___ Available data

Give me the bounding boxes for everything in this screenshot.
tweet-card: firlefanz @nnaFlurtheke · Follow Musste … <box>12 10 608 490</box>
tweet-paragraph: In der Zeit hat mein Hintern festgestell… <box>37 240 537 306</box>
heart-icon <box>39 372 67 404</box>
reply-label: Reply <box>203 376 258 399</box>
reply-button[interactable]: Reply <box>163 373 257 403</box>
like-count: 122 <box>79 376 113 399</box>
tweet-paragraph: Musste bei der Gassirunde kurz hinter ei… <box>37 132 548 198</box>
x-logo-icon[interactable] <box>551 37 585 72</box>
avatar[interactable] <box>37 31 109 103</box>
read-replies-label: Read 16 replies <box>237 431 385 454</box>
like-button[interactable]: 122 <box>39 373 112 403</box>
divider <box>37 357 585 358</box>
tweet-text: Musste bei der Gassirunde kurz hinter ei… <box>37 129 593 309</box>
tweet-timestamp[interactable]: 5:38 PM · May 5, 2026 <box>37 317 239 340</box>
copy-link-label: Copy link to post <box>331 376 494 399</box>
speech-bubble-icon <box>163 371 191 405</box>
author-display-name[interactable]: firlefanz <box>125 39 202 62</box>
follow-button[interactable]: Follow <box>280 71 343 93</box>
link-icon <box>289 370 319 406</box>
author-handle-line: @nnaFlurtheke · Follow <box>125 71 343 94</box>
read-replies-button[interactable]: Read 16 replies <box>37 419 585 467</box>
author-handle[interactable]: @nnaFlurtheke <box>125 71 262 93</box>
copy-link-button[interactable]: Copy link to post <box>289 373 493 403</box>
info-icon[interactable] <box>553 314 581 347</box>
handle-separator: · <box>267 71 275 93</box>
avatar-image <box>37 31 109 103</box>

______

Objective: Copy out every line of the data, from the very start down to and including the line that contains "tweet-text: Musste bei".

Finished exercise:
Give me the bounding boxes for everything in this screenshot.
tweet-card: firlefanz @nnaFlurtheke · Follow Musste … <box>12 10 608 490</box>
tweet-paragraph: In der Zeit hat mein Hintern festgestell… <box>37 240 537 306</box>
heart-icon <box>39 372 67 404</box>
reply-label: Reply <box>203 376 258 399</box>
reply-button[interactable]: Reply <box>163 373 257 403</box>
like-count: 122 <box>79 376 113 399</box>
tweet-paragraph: Musste bei der Gassirunde kurz hinter ei… <box>37 132 548 198</box>
x-logo-icon[interactable] <box>551 37 585 72</box>
avatar[interactable] <box>37 31 109 103</box>
read-replies-label: Read 16 replies <box>237 431 385 454</box>
like-button[interactable]: 122 <box>39 373 112 403</box>
divider <box>37 357 585 358</box>
tweet-text: Musste bei der Gassirunde kurz hinter ei… <box>37 129 593 309</box>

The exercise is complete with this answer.